> [PROVIDED DATA]
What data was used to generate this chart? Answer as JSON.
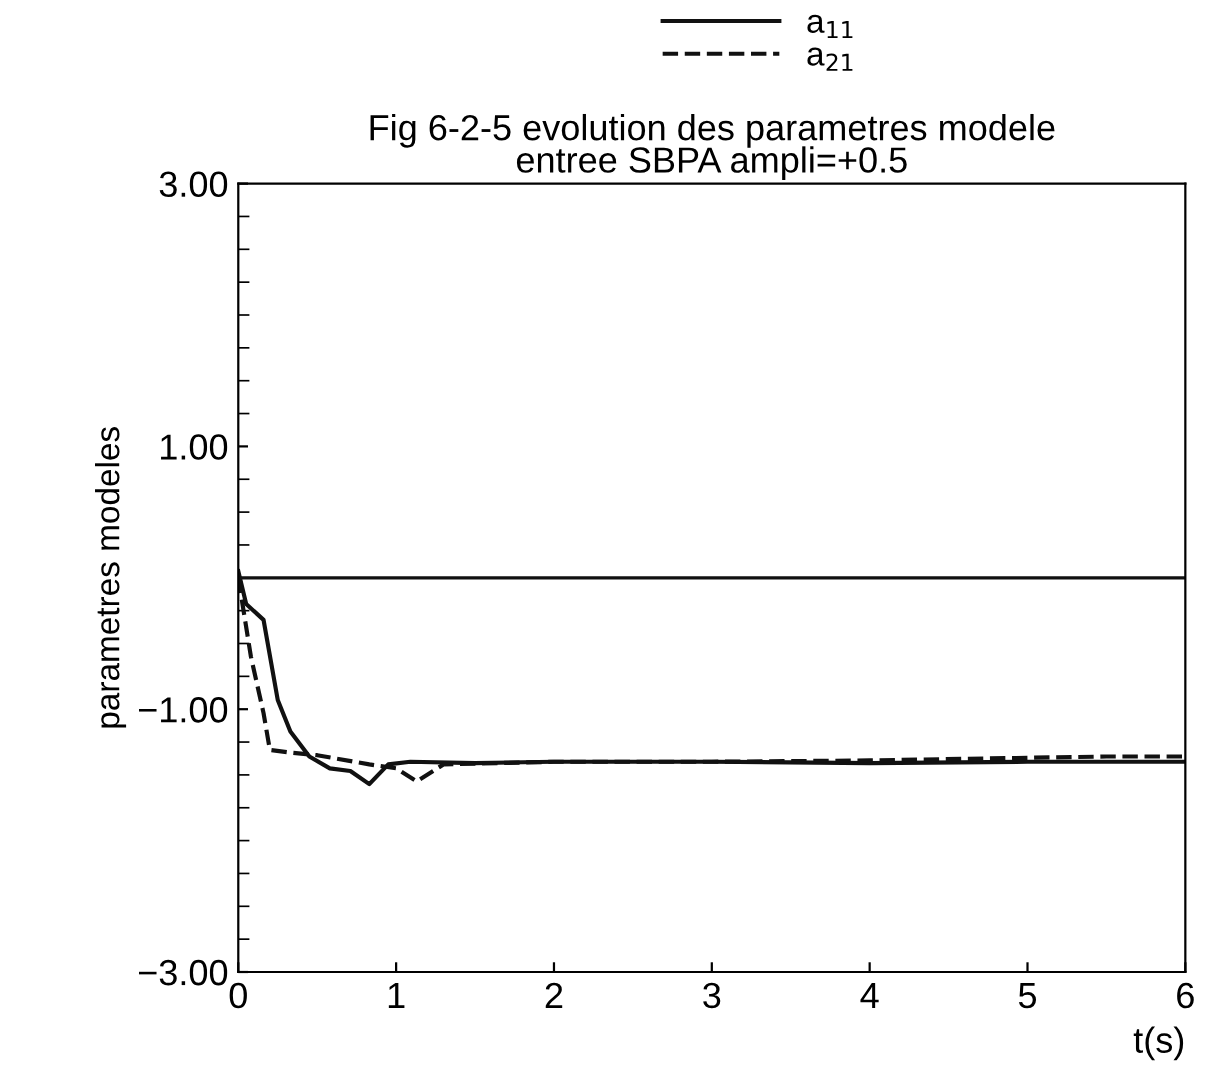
{
  "chart_data": {
    "type": "line",
    "title": "Fig 6-2-5 evolution des parametres modele\nentree SBPA ampli=+0.5",
    "xlabel": "t(s)",
    "ylabel": "parametres modeles",
    "series": [
      {
        "name": "a$_{11}$",
        "color": "#111111",
        "line_style": "solid",
        "x": [
          0,
          0.05,
          0.16,
          0.25,
          0.33,
          0.45,
          0.58,
          0.71,
          0.83,
          0.95,
          1.09,
          1.5,
          2,
          3,
          4,
          5,
          6
        ],
        "values": [
          0.05,
          -0.2,
          -0.32,
          -0.93,
          -1.17,
          -1.36,
          -1.45,
          -1.47,
          -1.57,
          -1.42,
          -1.4,
          -1.41,
          -1.4,
          -1.4,
          -1.41,
          -1.4,
          -1.4
        ]
      },
      {
        "name": "a$_{21}$",
        "color": "#111111",
        "line_style": "dashed",
        "x": [
          0,
          0.08,
          0.16,
          0.2,
          0.33,
          0.5,
          0.83,
          1.0,
          1.13,
          1.3,
          2,
          3,
          4,
          5,
          5.5,
          6
        ],
        "values": [
          0,
          -0.6,
          -1.03,
          -1.31,
          -1.33,
          -1.35,
          -1.42,
          -1.45,
          -1.55,
          -1.42,
          -1.4,
          -1.4,
          -1.39,
          -1.37,
          -1.36,
          -1.36
        ]
      }
    ],
    "xlim": [
      0,
      6
    ],
    "ylim": [
      -3,
      3
    ],
    "xticks": [
      0,
      1,
      2,
      3,
      4,
      5,
      6
    ],
    "yticks": [
      {
        "value": -3,
        "label": "−3.00"
      },
      {
        "value": -1,
        "label": "−1.00"
      },
      {
        "value": 1,
        "label": "1.00"
      },
      {
        "value": 3,
        "label": "3.00"
      }
    ],
    "ref_lines": [
      {
        "axis": "y",
        "value": 0,
        "color": "#111111"
      }
    ],
    "grid": false,
    "legend": "top"
  }
}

> [EXERCISE BRIEF] Copy each line from the records above that includes the string "parametres".

> [RIGHT ANSWER]
    "title": "Fig 6-2-5 evolution des parametres modele\nentree SBPA ampli=+0.5",
    "ylabel": "parametres modeles",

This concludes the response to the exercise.